- Set problem -
Records follow. Pull out every line that contains "JSON".

- Supplied entries -
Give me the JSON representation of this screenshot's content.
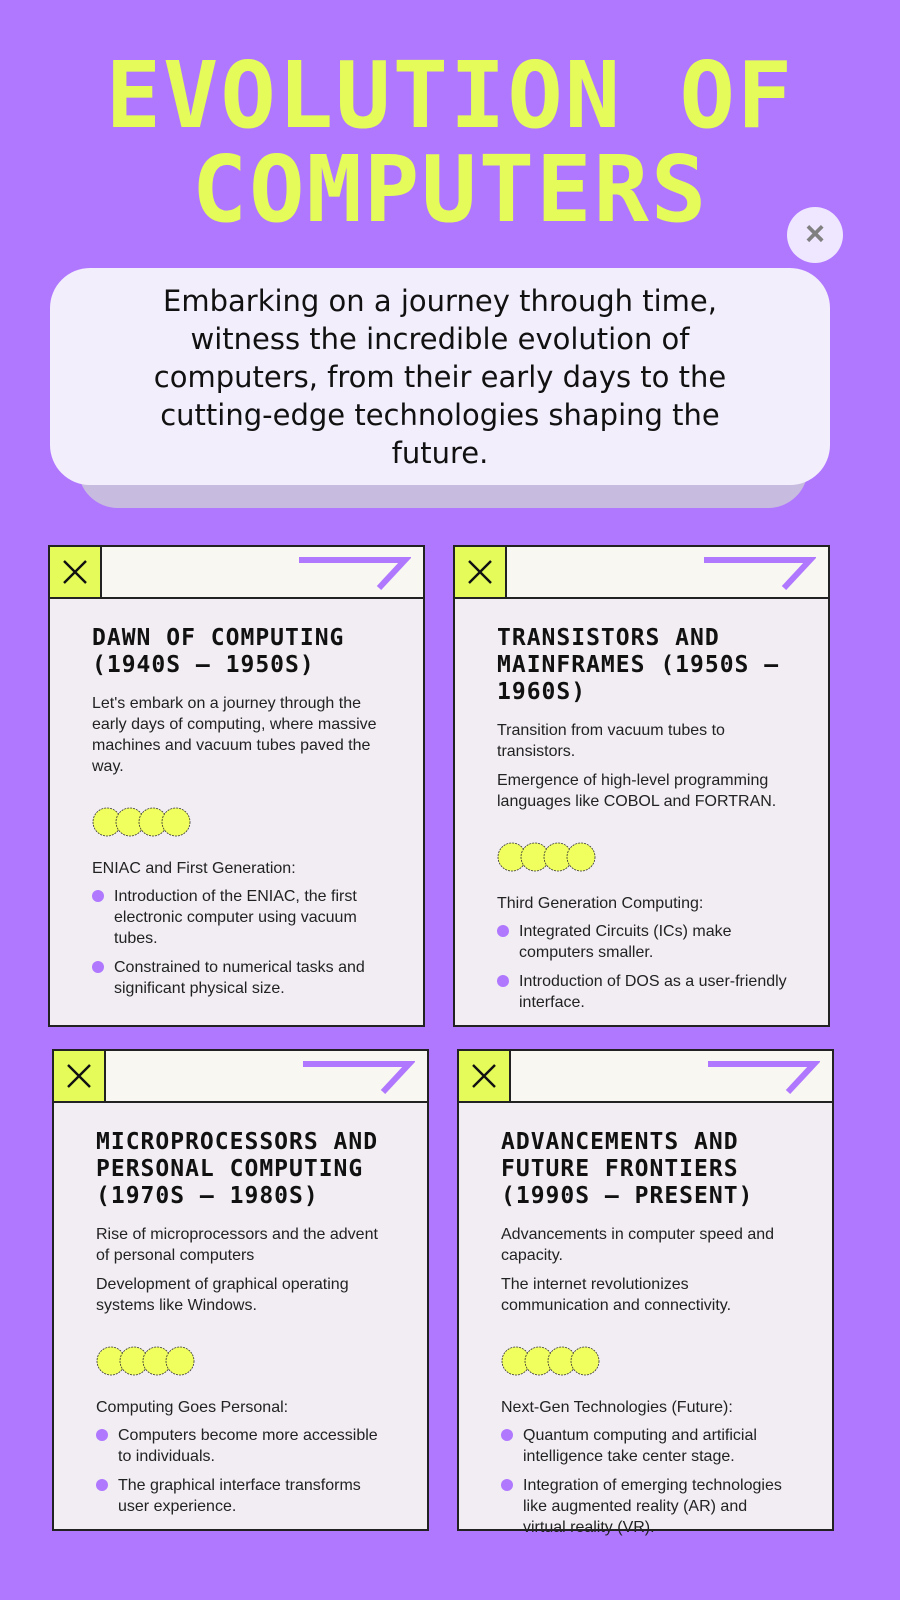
{
  "header": {
    "title_line1": "EVOLUTION OF",
    "title_line2": "COMPUTERS",
    "close_icon": "×"
  },
  "intro": "Embarking on a journey through time, witness the incredible evolution of computers, from their early days to the cutting-edge technologies shaping the future.",
  "colors": {
    "background": "#b077ff",
    "accent": "#e4fb5a",
    "card": "#f1edf3"
  },
  "cards": [
    {
      "title": "DAWN OF COMPUTING (1940S – 1950S)",
      "paragraphs": [
        "Let's embark on a journey through the early days of computing, where massive machines and vacuum tubes paved the way."
      ],
      "subheading": "ENIAC and First Generation:",
      "bullets": [
        "Introduction of the ENIAC, the first electronic computer using vacuum tubes.",
        "Constrained to numerical tasks and significant physical size."
      ]
    },
    {
      "title": "TRANSISTORS AND MAINFRAMES (1950S – 1960S)",
      "paragraphs": [
        "Transition from vacuum tubes to transistors.",
        "Emergence of high-level programming languages like COBOL and FORTRAN."
      ],
      "subheading": "Third Generation Computing:",
      "bullets": [
        "Integrated Circuits (ICs) make computers smaller.",
        "Introduction of DOS as a user-friendly interface."
      ]
    },
    {
      "title": "MICROPROCESSORS AND PERSONAL COMPUTING (1970S – 1980S)",
      "paragraphs": [
        "Rise of microprocessors and the advent of personal computers",
        "Development of graphical operating systems like Windows."
      ],
      "subheading": "Computing Goes Personal:",
      "bullets": [
        "Computers become more accessible to individuals.",
        "The graphical interface transforms user experience."
      ]
    },
    {
      "title": "ADVANCEMENTS AND FUTURE FRONTIERS (1990S – PRESENT)",
      "paragraphs": [
        "Advancements in computer speed and capacity.",
        "The internet revolutionizes communication and connectivity."
      ],
      "subheading": "Next-Gen Technologies (Future):",
      "bullets": [
        "Quantum computing and artificial intelligence take center stage.",
        "Integration of emerging technologies like augmented reality (AR) and virtual reality (VR)."
      ]
    }
  ]
}
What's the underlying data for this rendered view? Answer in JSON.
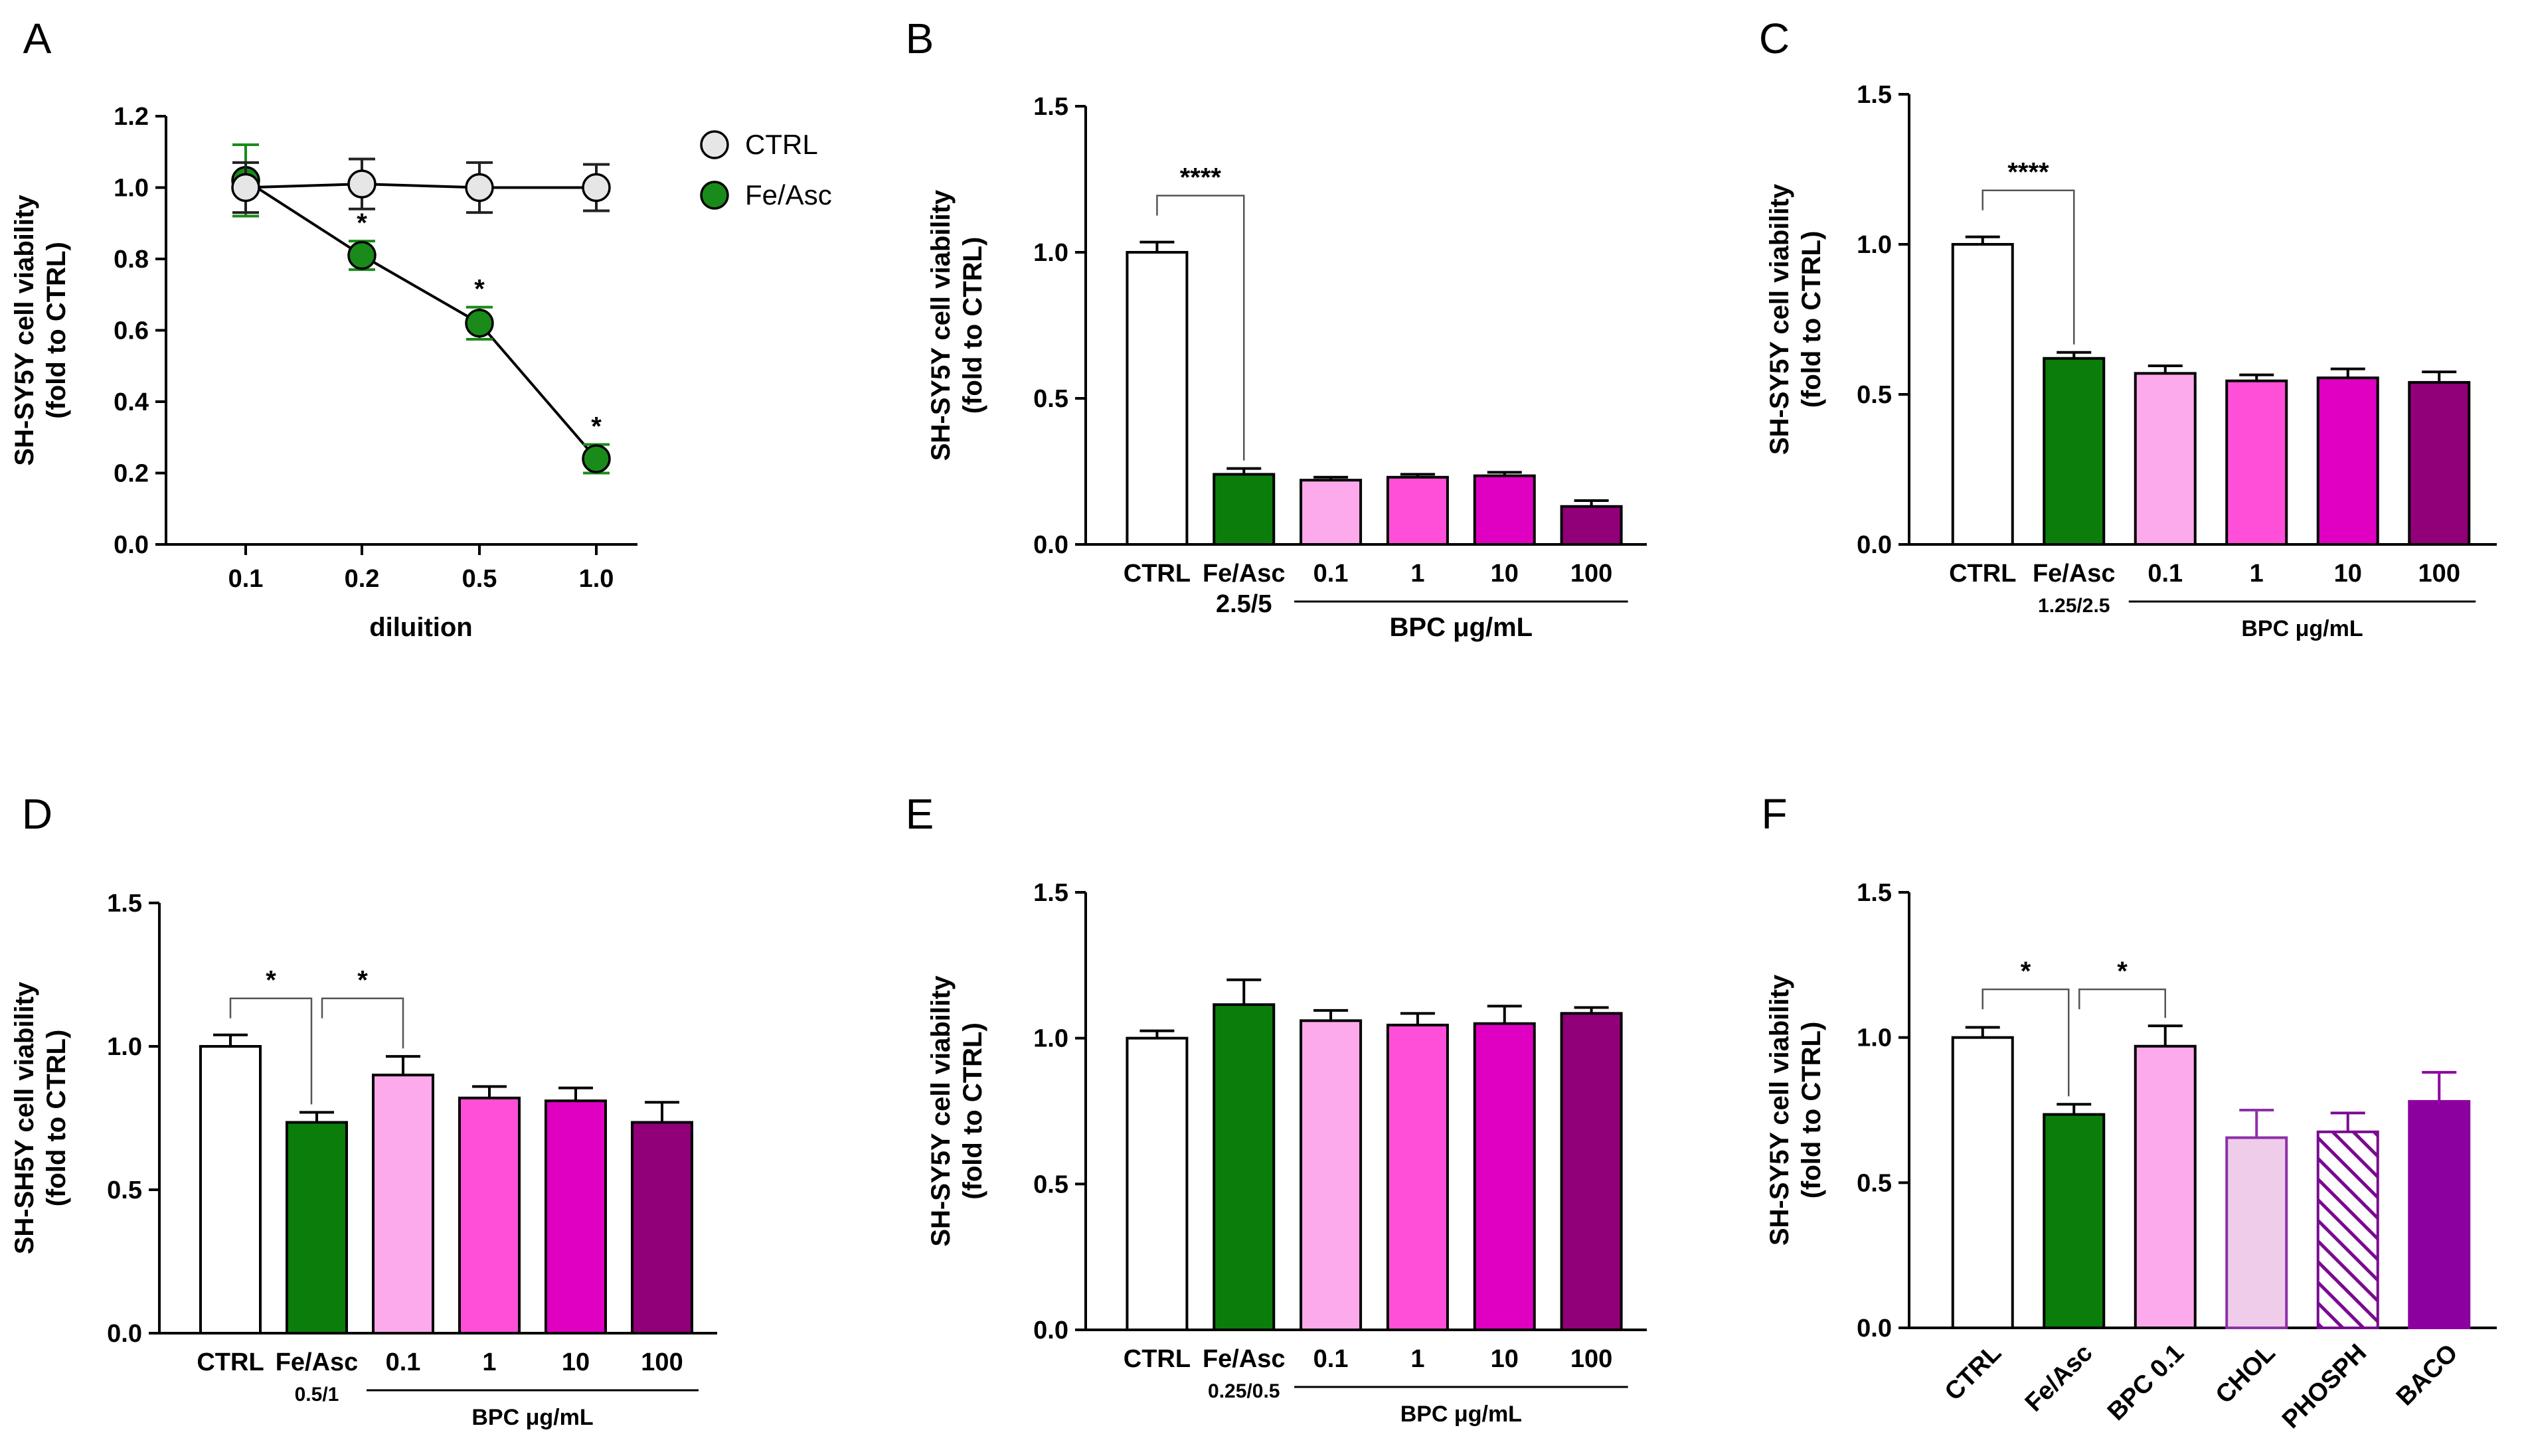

- The result -
Give me the JSON representation of this screenshot's content.
What's the underlying data for this rendered view? Answer in JSON.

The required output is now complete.